[Items listed in a dataset]
•••

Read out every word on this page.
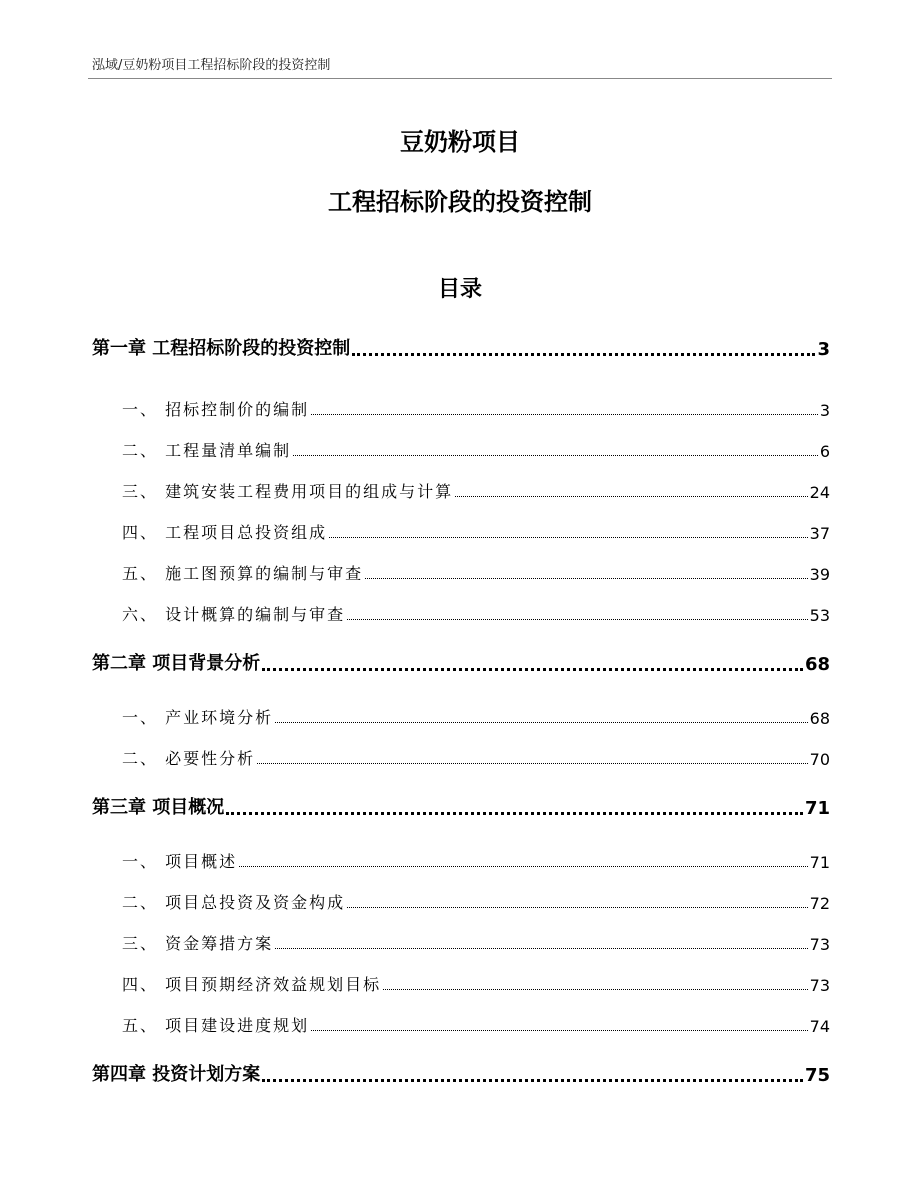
泓域/豆奶粉项目工程招标阶段的投资控制
豆奶粉项目
工程招标阶段的投资控制
目录
第一章 工程招标阶段的投资控制	3
一、 招标控制价的编制	3
二、 工程量清单编制	6
三、 建筑安装工程费用项目的组成与计算	24
四、 工程项目总投资组成	37
五、 施工图预算的编制与审查	39
六、 设计概算的编制与审查	53
第二章 项目背景分析	68
一、 产业环境分析	68
二、 必要性分析	70
第三章 项目概况	71
一、 项目概述	71
二、 项目总投资及资金构成	72
三、 资金筹措方案	73
四、 项目预期经济效益规划目标	73
五、 项目建设进度规划	74
第四章 投资计划方案	75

•••

→ **Short problem**: Word for word, quote the lines above. Omit the pictures.

→ **Response to this exercise**:
Read out every word on this page.
泓域/豆奶粉项目工程招标阶段的投资控制
豆奶粉项目
工程招标阶段的投资控制
目录
第一章 工程招标阶段的投资控制	3
一、 招标控制价的编制	3
二、 工程量清单编制	6
三、 建筑安装工程费用项目的组成与计算	24
四、 工程项目总投资组成	37
五、 施工图预算的编制与审查	39
六、 设计概算的编制与审查	53
第二章 项目背景分析	68
一、 产业环境分析	68
二、 必要性分析	70
第三章 项目概况	71
一、 项目概述	71
二、 项目总投资及资金构成	72
三、 资金筹措方案	73
四、 项目预期经济效益规划目标	73
五、 项目建设进度规划	74
第四章 投资计划方案	75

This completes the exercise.